_SUPPLIED INFORMATION:_
--- start ---
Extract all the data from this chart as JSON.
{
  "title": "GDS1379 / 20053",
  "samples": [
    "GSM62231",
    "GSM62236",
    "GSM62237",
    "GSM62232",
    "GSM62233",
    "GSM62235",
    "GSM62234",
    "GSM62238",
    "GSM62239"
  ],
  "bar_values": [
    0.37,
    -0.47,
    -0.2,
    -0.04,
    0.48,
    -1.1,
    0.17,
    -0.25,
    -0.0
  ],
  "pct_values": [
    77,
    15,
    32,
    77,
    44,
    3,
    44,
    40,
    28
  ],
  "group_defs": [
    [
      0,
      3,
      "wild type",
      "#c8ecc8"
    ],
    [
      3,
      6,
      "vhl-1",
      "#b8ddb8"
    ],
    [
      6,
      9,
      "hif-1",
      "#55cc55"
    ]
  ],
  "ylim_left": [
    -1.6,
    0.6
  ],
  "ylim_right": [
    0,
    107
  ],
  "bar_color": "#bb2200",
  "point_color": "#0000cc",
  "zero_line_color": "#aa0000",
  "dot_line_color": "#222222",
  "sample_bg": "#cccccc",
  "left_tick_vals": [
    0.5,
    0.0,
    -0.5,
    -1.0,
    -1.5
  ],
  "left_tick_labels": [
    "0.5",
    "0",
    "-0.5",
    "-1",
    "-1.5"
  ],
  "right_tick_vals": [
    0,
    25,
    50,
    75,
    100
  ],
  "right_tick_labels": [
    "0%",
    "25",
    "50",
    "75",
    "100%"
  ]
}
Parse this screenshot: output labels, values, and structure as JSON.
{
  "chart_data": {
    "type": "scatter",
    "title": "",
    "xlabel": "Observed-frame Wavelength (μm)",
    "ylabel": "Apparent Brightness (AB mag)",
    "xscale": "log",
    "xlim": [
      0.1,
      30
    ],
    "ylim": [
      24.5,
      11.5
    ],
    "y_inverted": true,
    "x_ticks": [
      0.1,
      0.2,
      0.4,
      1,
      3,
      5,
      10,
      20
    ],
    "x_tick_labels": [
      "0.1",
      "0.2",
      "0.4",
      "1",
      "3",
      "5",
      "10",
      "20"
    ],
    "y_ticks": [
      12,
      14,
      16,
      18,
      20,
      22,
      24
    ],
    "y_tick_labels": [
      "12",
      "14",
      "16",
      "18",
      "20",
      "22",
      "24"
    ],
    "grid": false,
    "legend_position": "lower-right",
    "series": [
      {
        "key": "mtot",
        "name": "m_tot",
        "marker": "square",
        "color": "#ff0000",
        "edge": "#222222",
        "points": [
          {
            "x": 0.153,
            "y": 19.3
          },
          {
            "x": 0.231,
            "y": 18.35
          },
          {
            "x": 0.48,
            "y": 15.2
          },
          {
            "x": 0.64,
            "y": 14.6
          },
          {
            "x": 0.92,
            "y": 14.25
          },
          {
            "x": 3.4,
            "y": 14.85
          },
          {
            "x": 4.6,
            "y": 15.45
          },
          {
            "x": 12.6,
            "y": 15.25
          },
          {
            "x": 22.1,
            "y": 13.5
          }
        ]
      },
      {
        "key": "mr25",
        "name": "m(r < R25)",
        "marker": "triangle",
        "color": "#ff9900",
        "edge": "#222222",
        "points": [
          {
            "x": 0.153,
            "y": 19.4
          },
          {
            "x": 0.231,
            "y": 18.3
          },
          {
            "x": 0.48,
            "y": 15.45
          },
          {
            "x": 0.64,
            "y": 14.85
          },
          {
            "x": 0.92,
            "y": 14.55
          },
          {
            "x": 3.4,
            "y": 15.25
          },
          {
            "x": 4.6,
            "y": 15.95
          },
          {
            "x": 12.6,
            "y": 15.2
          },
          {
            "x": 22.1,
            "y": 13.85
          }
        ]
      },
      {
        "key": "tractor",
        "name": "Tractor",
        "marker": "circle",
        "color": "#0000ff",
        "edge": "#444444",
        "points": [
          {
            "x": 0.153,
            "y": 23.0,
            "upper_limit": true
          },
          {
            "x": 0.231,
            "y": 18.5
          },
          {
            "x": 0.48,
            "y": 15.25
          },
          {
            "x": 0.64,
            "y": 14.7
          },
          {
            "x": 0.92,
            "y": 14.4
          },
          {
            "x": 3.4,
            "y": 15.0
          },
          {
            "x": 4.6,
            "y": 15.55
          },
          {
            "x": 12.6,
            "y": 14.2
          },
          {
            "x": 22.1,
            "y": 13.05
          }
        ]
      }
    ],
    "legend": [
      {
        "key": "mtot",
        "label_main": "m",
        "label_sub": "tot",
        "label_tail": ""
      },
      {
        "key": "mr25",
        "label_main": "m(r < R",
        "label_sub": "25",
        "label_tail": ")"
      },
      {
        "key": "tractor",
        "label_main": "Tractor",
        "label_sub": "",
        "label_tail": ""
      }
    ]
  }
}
--- end ---
--- start ---
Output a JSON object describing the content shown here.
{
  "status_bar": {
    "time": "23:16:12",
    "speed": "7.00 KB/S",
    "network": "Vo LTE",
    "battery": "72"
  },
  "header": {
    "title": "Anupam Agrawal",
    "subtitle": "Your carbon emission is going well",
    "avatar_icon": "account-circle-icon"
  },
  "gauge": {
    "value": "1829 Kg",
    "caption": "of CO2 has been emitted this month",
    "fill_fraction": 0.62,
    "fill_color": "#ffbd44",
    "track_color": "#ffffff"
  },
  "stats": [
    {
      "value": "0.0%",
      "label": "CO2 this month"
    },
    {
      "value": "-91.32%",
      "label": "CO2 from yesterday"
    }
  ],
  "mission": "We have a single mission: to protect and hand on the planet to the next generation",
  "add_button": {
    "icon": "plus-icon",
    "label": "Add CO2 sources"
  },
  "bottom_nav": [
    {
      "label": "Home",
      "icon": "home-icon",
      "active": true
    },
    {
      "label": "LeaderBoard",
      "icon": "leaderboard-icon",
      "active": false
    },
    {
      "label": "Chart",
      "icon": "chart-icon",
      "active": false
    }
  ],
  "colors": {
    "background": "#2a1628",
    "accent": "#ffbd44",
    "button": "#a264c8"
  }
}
--- end ---
_SET TASK:_
Show the lines from the data above that contain the string "month".

_CORRECT RESULT:_
    "caption": "of CO2 has been emitted this month",
      "label": "CO2 this month"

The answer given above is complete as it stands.